> [GOAL OF THE EXERCISE]:
Out of the lines below, please list those that hold the string "this".

> [Raw records]:
*****
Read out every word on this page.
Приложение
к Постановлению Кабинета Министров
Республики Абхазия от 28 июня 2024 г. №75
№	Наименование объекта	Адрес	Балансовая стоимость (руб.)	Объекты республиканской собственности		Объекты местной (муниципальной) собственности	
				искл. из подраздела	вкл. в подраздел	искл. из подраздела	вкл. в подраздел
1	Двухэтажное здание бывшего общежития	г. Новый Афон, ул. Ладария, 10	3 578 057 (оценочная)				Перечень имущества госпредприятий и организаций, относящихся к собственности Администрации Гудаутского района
*****
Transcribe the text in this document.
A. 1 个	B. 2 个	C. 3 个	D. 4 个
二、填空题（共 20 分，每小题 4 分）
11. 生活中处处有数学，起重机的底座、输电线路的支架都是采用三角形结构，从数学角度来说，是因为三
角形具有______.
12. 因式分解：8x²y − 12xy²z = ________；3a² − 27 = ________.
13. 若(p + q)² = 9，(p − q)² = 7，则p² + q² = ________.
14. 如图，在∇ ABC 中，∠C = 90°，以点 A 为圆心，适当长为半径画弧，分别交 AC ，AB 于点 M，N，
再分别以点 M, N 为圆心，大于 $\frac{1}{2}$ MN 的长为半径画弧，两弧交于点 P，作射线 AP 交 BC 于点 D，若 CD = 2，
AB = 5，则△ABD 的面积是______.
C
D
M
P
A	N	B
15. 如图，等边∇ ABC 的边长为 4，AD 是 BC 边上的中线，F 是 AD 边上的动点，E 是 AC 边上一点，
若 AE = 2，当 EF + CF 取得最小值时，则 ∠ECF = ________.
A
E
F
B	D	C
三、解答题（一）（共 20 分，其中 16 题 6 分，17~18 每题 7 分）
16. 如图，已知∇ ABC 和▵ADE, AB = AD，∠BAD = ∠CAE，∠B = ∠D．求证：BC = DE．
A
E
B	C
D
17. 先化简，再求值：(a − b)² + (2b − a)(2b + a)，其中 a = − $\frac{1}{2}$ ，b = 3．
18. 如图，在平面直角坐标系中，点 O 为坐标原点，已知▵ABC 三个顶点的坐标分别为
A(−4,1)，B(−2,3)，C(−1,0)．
*****
> [FINAL RESULT]:
Read out every word on this page.
Transcribe the text in this document.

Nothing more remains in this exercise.